§ **EXERCISE AIM**:
Reproduce each line that includes the word "handshake".

-*-

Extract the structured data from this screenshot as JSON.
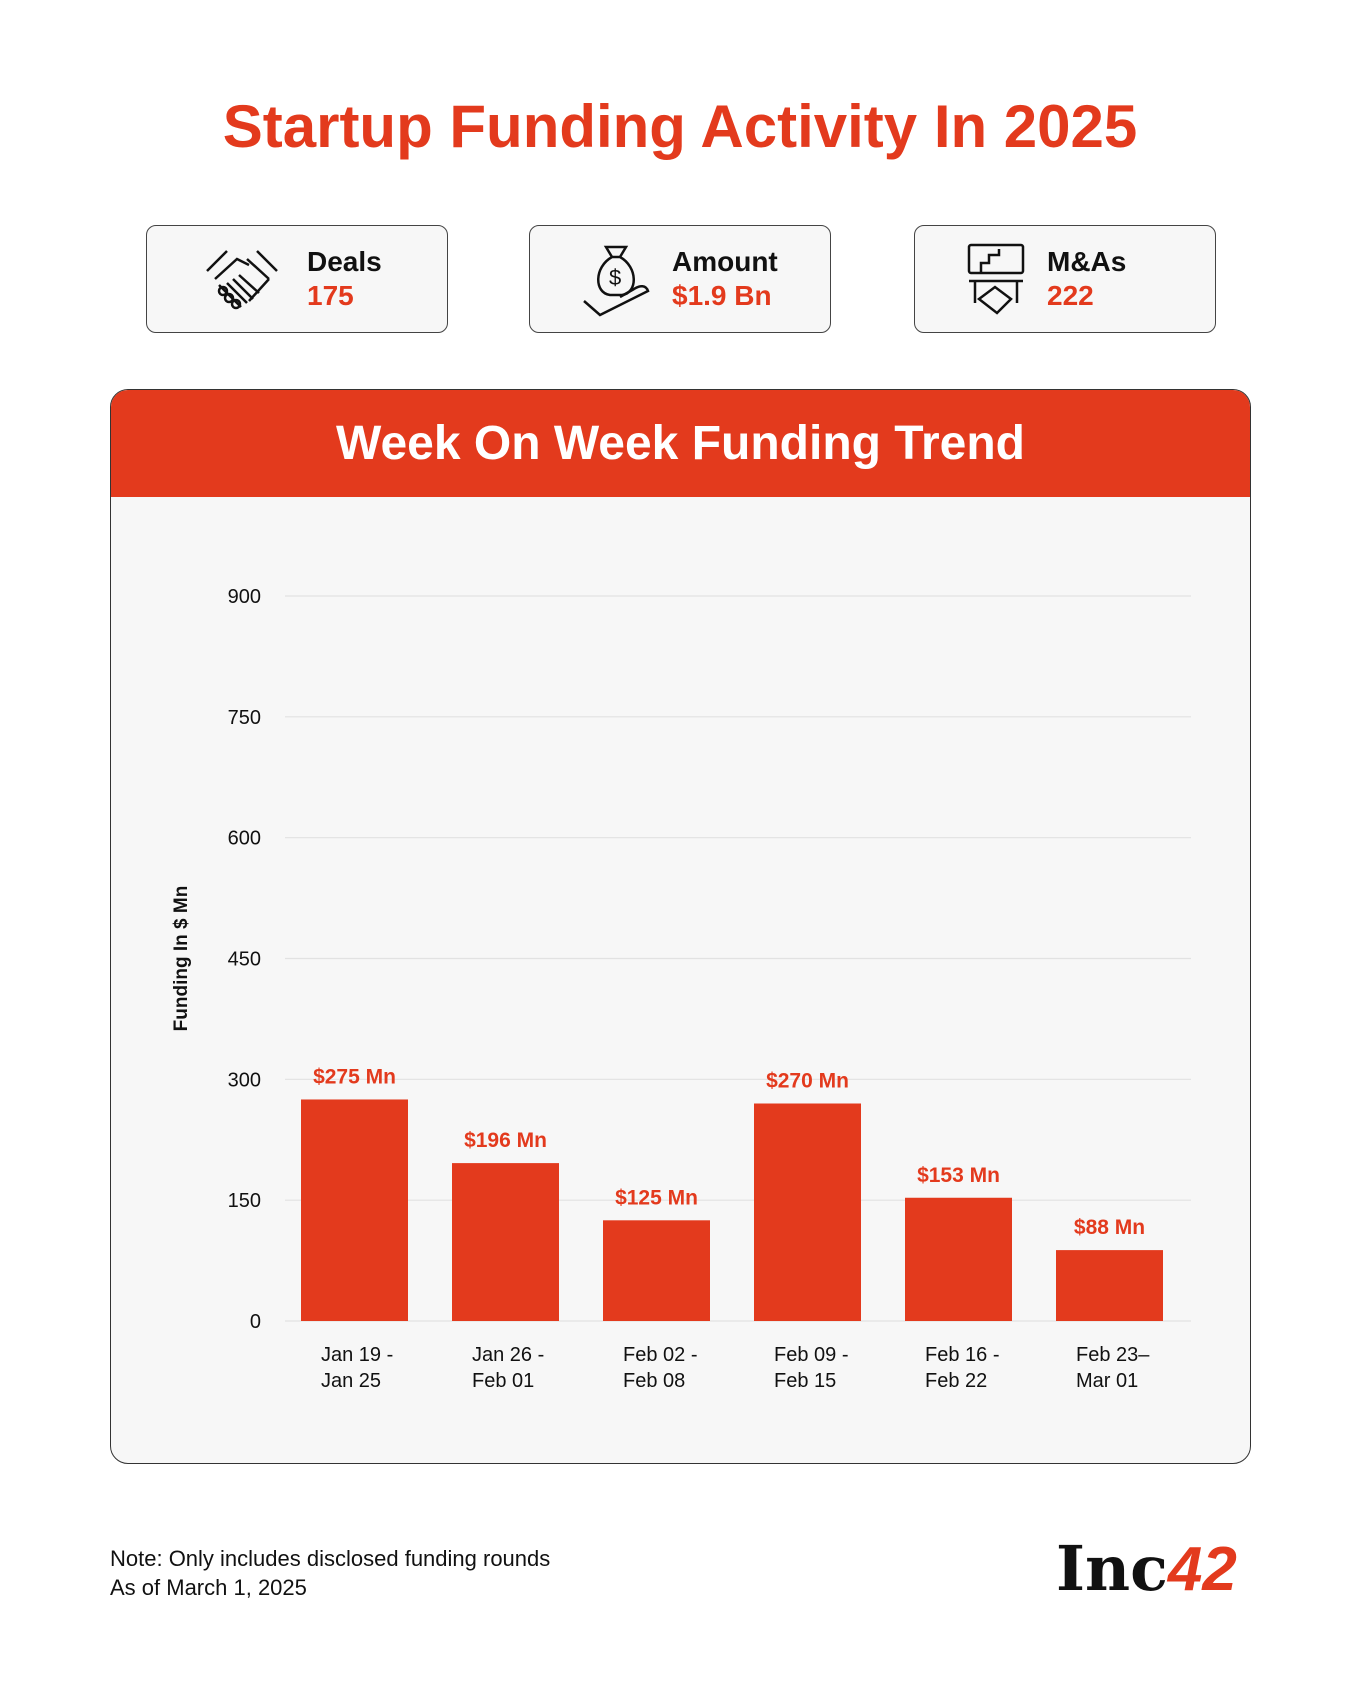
{
  "title": "Startup Funding Activity In 2025",
  "cards": [
    {
      "label": "Deals",
      "value": "175",
      "icon": "handshake-icon"
    },
    {
      "label": "Amount",
      "value": "$1.9 Bn",
      "icon": "money-bag-hand-icon"
    },
    {
      "label": "M&As",
      "value": "222",
      "icon": "puzzle-handshake-icon"
    }
  ],
  "colors": {
    "accent": "#e33a1d",
    "panel": "#f7f7f7"
  },
  "chart_data": {
    "type": "bar",
    "title": "Week On Week Funding Trend",
    "ylabel": "Funding In $ Mn",
    "xlabel": "",
    "ylim": [
      0,
      900
    ],
    "yticks": [
      "0",
      "150",
      "300",
      "450",
      "600",
      "750",
      "900"
    ],
    "categories": [
      [
        "Jan 19 -",
        "Jan 25"
      ],
      [
        "Jan 26 -",
        "Feb 01"
      ],
      [
        "Feb 02 -",
        "Feb 08"
      ],
      [
        "Feb 09 -",
        "Feb 15"
      ],
      [
        "Feb 16 -",
        "Feb 22"
      ],
      [
        "Feb 23–",
        "Mar 01"
      ]
    ],
    "values": [
      275,
      196,
      125,
      270,
      153,
      88
    ],
    "data_labels": [
      "$275 Mn",
      "$196 Mn",
      "$125 Mn",
      "$270 Mn",
      "$153 Mn",
      "$88 Mn"
    ],
    "grid": true
  },
  "footer": {
    "note": "Note: Only includes disclosed funding rounds",
    "asof": "As of March 1, 2025",
    "logo": "Inc42"
  }
}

-*-

§ **SOLUTION FOR THIS EXERCISE**:
      "icon": "handshake-icon"
      "icon": "puzzle-handshake-icon"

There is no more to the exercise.